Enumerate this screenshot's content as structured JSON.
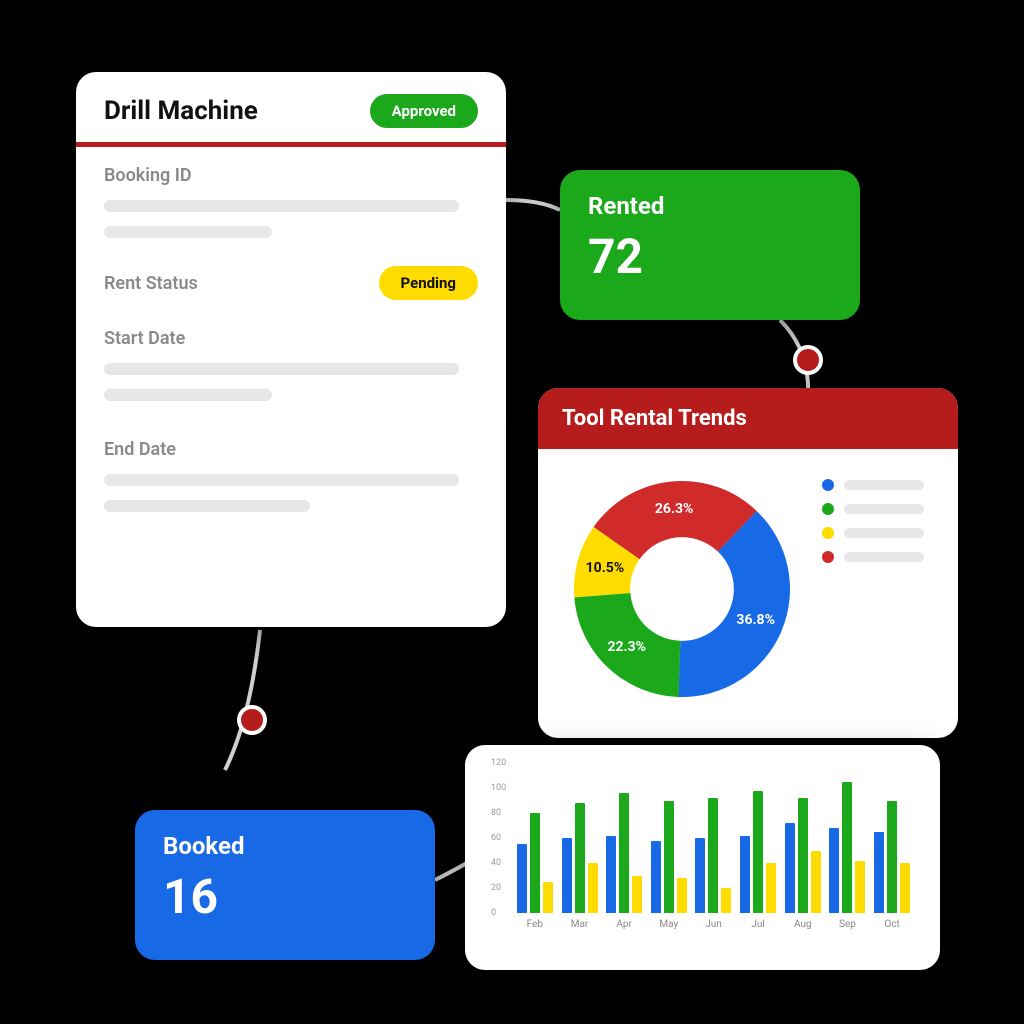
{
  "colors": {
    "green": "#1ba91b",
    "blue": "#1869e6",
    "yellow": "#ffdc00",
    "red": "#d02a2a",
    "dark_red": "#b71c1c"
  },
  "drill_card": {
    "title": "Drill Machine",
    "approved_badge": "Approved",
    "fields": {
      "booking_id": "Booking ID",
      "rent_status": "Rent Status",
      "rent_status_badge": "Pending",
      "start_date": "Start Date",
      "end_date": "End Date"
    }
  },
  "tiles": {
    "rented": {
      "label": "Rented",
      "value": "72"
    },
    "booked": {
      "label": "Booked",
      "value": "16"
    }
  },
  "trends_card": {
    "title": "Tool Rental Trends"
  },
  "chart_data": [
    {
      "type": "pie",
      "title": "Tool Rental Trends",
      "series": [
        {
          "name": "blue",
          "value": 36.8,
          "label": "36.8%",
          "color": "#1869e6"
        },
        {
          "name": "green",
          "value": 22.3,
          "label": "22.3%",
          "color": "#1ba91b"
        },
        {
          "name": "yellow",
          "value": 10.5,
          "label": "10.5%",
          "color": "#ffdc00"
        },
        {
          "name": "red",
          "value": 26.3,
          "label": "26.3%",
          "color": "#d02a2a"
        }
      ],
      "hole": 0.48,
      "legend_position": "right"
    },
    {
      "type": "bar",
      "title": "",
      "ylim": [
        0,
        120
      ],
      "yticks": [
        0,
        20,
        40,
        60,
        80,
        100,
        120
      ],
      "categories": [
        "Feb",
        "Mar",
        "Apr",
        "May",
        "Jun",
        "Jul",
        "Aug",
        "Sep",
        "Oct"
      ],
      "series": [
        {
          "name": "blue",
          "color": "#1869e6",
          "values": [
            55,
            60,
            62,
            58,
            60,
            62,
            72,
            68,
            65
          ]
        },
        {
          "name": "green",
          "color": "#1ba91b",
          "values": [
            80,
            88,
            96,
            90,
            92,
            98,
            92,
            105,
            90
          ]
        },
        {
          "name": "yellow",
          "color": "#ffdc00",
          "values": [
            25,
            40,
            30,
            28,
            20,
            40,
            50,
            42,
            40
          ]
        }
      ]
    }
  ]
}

--

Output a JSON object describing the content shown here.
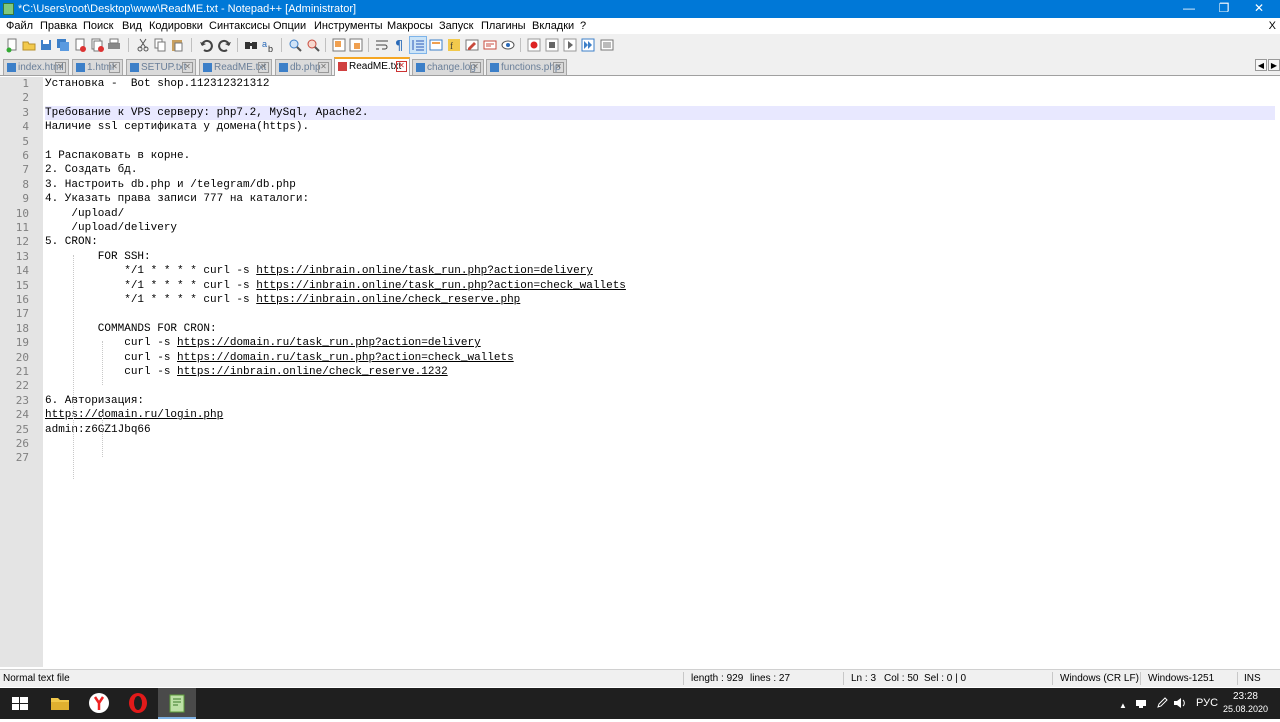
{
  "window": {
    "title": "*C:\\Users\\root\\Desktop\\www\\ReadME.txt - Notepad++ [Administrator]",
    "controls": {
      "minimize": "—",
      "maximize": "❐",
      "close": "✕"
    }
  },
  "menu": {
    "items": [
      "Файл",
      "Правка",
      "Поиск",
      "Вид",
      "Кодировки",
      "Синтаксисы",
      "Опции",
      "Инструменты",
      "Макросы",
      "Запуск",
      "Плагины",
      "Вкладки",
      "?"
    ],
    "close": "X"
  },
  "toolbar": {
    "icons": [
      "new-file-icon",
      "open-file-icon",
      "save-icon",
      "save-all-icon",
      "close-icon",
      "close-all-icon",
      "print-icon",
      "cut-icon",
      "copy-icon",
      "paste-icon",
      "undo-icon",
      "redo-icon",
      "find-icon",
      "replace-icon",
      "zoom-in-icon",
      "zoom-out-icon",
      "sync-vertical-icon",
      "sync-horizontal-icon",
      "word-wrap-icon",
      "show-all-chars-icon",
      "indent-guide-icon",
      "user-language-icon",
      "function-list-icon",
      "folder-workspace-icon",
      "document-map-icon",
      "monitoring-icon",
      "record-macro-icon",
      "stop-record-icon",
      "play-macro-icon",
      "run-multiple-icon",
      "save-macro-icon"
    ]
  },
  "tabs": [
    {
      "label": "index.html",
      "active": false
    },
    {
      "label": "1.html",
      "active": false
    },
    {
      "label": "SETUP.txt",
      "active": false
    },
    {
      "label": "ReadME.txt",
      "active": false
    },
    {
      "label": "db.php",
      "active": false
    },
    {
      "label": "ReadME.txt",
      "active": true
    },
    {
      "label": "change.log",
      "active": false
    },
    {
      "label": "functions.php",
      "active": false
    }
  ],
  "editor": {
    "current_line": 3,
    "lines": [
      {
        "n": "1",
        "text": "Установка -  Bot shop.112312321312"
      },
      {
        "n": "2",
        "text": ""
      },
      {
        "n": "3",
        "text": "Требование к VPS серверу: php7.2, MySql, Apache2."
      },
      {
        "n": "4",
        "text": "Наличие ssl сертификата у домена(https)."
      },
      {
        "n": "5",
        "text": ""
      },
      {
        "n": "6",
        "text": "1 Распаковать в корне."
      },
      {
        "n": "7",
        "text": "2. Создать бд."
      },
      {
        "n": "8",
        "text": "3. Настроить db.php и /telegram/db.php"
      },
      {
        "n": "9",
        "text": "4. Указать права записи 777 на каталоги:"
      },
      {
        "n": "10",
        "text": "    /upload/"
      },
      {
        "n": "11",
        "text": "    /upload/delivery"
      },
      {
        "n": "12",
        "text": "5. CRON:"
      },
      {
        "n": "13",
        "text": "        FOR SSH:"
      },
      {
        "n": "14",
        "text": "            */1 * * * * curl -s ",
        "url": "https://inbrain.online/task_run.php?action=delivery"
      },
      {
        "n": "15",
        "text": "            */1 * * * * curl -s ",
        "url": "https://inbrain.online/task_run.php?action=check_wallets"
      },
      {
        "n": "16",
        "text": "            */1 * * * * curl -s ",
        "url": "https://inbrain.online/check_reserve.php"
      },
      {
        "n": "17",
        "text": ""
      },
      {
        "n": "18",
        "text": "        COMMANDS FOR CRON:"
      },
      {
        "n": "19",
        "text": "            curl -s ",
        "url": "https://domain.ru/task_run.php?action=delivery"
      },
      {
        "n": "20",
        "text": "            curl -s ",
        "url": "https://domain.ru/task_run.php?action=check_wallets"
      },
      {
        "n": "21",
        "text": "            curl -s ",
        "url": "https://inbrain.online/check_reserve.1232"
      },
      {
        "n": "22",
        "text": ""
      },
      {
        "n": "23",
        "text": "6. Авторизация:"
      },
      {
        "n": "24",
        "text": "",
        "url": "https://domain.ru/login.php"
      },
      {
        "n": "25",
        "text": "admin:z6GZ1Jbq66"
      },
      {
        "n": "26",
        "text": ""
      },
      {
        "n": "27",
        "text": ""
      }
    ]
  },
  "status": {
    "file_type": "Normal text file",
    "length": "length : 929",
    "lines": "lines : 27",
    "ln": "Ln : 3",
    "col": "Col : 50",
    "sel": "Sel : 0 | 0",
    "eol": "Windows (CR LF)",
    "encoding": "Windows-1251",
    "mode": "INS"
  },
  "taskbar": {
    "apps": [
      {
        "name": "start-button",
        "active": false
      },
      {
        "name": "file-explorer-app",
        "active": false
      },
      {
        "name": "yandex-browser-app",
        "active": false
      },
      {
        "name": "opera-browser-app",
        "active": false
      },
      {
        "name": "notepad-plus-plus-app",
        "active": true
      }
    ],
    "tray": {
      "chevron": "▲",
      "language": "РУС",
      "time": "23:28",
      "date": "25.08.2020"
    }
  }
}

STATED EXERCISE:
Gather up every line from the listing above in which the word "macro" occurs.

TASK OUTPUT:
      "record-macro-icon",
      "play-macro-icon",
      "save-macro-icon"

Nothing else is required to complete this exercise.